Request. Print out the material that follows word for word.

━━ Entries provided ━━

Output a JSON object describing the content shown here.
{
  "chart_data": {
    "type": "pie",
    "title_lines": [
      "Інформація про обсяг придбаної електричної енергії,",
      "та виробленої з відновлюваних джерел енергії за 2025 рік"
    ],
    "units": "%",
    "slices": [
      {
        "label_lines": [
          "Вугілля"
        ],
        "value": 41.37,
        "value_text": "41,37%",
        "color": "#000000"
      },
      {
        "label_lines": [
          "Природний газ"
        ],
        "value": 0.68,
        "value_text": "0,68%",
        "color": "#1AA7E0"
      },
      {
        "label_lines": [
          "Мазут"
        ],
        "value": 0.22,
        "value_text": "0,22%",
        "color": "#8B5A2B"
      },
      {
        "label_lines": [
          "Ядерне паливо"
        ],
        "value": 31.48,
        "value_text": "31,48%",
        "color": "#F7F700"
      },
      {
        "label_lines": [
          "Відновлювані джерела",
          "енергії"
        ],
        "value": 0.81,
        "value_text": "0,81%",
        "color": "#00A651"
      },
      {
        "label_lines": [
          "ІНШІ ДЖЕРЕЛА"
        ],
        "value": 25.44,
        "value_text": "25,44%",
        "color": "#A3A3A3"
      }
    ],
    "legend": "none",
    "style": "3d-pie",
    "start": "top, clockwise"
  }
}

━━━

Final answer.
Output a JSON object describing the content shown here.
{
  "chart_data": {
    "type": "pie",
    "title_lines": [
      "Інформація про обсяг придбаної електричної енергії,",
      "та виробленої з відновлюваних джерел енергії за 2025 рік"
    ],
    "units": "%",
    "slices": [
      {
        "label_lines": [
          "Вугілля"
        ],
        "value": 41.37,
        "value_text": "41,37%",
        "color": "#000000"
      },
      {
        "label_lines": [
          "Природний газ"
        ],
        "value": 0.68,
        "value_text": "0,68%",
        "color": "#1AA7E0"
      },
      {
        "label_lines": [
          "Мазут"
        ],
        "value": 0.22,
        "value_text": "0,22%",
        "color": "#8B5A2B"
      },
      {
        "label_lines": [
          "Ядерне паливо"
        ],
        "value": 31.48,
        "value_text": "31,48%",
        "color": "#F7F700"
      },
      {
        "label_lines": [
          "Відновлювані джерела",
          "енергії"
        ],
        "value": 0.81,
        "value_text": "0,81%",
        "color": "#00A651"
      },
      {
        "label_lines": [
          "ІНШІ ДЖЕРЕЛА"
        ],
        "value": 25.44,
        "value_text": "25,44%",
        "color": "#A3A3A3"
      }
    ],
    "legend": "none",
    "style": "3d-pie",
    "start": "top, clockwise"
  }
}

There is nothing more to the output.